**What to work on:** Give every line of the data again, unchanged, but with no pictures.

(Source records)
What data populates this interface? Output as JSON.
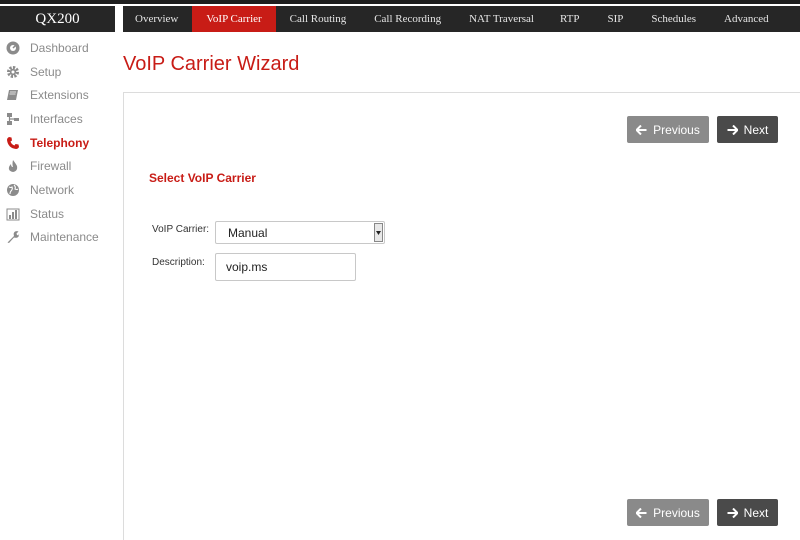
{
  "brand": "QX200",
  "topnav": {
    "tabs": [
      {
        "label": "Overview"
      },
      {
        "label": "VoIP Carrier",
        "active": true
      },
      {
        "label": "Call Routing"
      },
      {
        "label": "Call Recording"
      },
      {
        "label": "NAT Traversal"
      },
      {
        "label": "RTP"
      },
      {
        "label": "SIP"
      },
      {
        "label": "Schedules"
      },
      {
        "label": "Advanced"
      }
    ]
  },
  "sidebar": {
    "items": [
      {
        "label": "Dashboard",
        "icon": "dashboard-icon"
      },
      {
        "label": "Setup",
        "icon": "gear-icon"
      },
      {
        "label": "Extensions",
        "icon": "book-icon"
      },
      {
        "label": "Interfaces",
        "icon": "network-interface-icon"
      },
      {
        "label": "Telephony",
        "icon": "phone-icon",
        "active": true
      },
      {
        "label": "Firewall",
        "icon": "flame-icon"
      },
      {
        "label": "Network",
        "icon": "globe-icon"
      },
      {
        "label": "Status",
        "icon": "bar-chart-icon"
      },
      {
        "label": "Maintenance",
        "icon": "wrench-icon"
      }
    ]
  },
  "page": {
    "title": "VoIP Carrier Wizard"
  },
  "wizard": {
    "previous_label": "Previous",
    "next_label": "Next",
    "section_title": "Select VoIP Carrier",
    "carrier_label": "VoIP Carrier:",
    "carrier_value": "Manual",
    "description_label": "Description:",
    "description_value": "voip.ms"
  },
  "colors": {
    "accent": "#c81c16",
    "nav_bg": "#262626",
    "previous_button": "#8a8a8a",
    "next_button": "#4a4a4a",
    "sidebar_text": "#8b8b8b"
  }
}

**The response:**
What data populates this interface? Output as JSON.
{
  "brand": "QX200",
  "topnav": {
    "tabs": [
      {
        "label": "Overview"
      },
      {
        "label": "VoIP Carrier",
        "active": true
      },
      {
        "label": "Call Routing"
      },
      {
        "label": "Call Recording"
      },
      {
        "label": "NAT Traversal"
      },
      {
        "label": "RTP"
      },
      {
        "label": "SIP"
      },
      {
        "label": "Schedules"
      },
      {
        "label": "Advanced"
      }
    ]
  },
  "sidebar": {
    "items": [
      {
        "label": "Dashboard",
        "icon": "dashboard-icon"
      },
      {
        "label": "Setup",
        "icon": "gear-icon"
      },
      {
        "label": "Extensions",
        "icon": "book-icon"
      },
      {
        "label": "Interfaces",
        "icon": "network-interface-icon"
      },
      {
        "label": "Telephony",
        "icon": "phone-icon",
        "active": true
      },
      {
        "label": "Firewall",
        "icon": "flame-icon"
      },
      {
        "label": "Network",
        "icon": "globe-icon"
      },
      {
        "label": "Status",
        "icon": "bar-chart-icon"
      },
      {
        "label": "Maintenance",
        "icon": "wrench-icon"
      }
    ]
  },
  "page": {
    "title": "VoIP Carrier Wizard"
  },
  "wizard": {
    "previous_label": "Previous",
    "next_label": "Next",
    "section_title": "Select VoIP Carrier",
    "carrier_label": "VoIP Carrier:",
    "carrier_value": "Manual",
    "description_label": "Description:",
    "description_value": "voip.ms"
  },
  "colors": {
    "accent": "#c81c16",
    "nav_bg": "#262626",
    "previous_button": "#8a8a8a",
    "next_button": "#4a4a4a",
    "sidebar_text": "#8b8b8b"
  }
}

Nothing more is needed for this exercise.